Requirement:
Report back each line of the records that contains the string "take".

(Collection entries)
— begin —
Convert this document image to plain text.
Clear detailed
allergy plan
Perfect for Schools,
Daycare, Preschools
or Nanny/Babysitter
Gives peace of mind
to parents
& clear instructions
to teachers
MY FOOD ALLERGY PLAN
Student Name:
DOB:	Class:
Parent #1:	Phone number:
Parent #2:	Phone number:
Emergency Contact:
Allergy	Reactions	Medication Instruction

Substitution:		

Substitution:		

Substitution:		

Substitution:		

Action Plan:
— end —
— begin —
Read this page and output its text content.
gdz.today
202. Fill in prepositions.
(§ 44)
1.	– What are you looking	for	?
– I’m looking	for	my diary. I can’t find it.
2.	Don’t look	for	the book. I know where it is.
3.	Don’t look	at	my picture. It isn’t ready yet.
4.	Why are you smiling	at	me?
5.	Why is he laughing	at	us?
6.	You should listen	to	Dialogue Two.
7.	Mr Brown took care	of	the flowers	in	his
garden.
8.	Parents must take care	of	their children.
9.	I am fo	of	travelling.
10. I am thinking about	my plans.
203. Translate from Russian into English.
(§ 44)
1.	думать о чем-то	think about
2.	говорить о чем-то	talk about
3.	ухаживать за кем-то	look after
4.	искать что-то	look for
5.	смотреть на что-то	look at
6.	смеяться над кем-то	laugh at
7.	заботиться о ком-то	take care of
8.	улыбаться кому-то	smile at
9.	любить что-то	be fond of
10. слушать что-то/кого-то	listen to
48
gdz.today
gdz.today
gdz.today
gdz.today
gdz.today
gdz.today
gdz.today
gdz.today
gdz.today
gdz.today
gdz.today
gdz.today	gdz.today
— end —
Solution to this problem:
8.	Parents must take care	of	their children.
7.	заботиться о ком-то	take care of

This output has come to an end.